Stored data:
"""

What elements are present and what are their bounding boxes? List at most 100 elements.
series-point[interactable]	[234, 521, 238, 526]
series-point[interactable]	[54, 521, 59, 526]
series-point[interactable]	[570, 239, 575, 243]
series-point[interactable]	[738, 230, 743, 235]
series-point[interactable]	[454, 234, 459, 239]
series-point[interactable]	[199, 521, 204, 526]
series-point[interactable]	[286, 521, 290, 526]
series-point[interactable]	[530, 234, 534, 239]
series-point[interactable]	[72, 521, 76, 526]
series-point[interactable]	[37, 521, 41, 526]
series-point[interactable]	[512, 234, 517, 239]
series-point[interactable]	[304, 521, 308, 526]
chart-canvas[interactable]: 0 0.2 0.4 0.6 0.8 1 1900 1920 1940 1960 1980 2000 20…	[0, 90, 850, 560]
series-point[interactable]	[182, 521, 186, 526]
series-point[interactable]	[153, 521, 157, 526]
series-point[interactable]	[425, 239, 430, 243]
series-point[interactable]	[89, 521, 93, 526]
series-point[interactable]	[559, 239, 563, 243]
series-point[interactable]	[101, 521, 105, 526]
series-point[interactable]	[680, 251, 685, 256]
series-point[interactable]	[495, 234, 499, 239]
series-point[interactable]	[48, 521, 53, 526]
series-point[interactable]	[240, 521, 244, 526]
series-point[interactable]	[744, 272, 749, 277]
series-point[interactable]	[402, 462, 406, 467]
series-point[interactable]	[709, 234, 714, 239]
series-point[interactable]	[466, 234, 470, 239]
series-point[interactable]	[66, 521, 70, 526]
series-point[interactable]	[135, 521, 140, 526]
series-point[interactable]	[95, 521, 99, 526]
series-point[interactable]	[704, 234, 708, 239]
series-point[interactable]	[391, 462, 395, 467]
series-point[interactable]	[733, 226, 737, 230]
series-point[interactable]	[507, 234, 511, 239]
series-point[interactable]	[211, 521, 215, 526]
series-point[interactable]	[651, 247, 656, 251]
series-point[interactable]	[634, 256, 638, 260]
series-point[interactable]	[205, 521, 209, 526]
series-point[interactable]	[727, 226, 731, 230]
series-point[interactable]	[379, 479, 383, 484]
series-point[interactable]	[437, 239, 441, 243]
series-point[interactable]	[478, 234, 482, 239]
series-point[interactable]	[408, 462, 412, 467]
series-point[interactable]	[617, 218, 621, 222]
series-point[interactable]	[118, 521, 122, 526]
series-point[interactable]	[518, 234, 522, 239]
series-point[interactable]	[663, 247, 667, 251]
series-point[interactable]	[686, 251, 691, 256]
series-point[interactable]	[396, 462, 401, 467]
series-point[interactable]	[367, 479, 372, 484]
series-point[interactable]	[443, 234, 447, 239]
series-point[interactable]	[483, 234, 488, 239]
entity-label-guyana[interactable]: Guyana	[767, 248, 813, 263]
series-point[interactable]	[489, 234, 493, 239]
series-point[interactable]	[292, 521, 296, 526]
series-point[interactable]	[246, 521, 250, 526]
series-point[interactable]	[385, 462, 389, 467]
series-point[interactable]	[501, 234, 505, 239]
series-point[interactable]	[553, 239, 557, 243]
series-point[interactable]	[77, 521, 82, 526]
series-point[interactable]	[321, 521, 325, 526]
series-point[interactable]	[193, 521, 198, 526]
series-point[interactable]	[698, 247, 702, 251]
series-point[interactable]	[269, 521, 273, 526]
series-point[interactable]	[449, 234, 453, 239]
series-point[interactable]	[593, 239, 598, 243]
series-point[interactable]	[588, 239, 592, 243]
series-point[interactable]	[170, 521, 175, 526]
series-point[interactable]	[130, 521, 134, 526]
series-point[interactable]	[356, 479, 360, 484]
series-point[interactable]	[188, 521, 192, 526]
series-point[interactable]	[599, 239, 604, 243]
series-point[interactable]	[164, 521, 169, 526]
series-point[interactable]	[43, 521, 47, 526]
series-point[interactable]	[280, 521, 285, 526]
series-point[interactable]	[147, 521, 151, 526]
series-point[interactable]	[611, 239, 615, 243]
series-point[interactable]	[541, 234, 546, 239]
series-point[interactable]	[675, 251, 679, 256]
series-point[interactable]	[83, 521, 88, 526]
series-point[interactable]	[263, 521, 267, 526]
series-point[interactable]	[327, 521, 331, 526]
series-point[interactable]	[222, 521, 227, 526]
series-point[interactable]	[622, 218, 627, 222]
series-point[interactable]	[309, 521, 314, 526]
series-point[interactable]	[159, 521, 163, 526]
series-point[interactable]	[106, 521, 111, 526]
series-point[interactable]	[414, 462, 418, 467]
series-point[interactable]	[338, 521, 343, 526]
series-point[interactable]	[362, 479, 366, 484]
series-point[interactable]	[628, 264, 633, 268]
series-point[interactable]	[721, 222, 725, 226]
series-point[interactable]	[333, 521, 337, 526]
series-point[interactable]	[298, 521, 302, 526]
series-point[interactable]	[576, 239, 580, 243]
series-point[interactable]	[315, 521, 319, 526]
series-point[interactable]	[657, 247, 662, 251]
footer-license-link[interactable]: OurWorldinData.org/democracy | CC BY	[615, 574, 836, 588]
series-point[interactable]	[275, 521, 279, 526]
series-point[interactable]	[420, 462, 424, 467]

"""

▸ **WHAT YOU HAVE TO DO**
Please copy out the stored data from its first line through the line containing "230, 743, 235]", including both of those lines.

▸ **CORRECT RESULT**
What elements are present and what are their bounding boxes? List at most 100 elements.
series-point[interactable]	[234, 521, 238, 526]
series-point[interactable]	[54, 521, 59, 526]
series-point[interactable]	[570, 239, 575, 243]
series-point[interactable]	[738, 230, 743, 235]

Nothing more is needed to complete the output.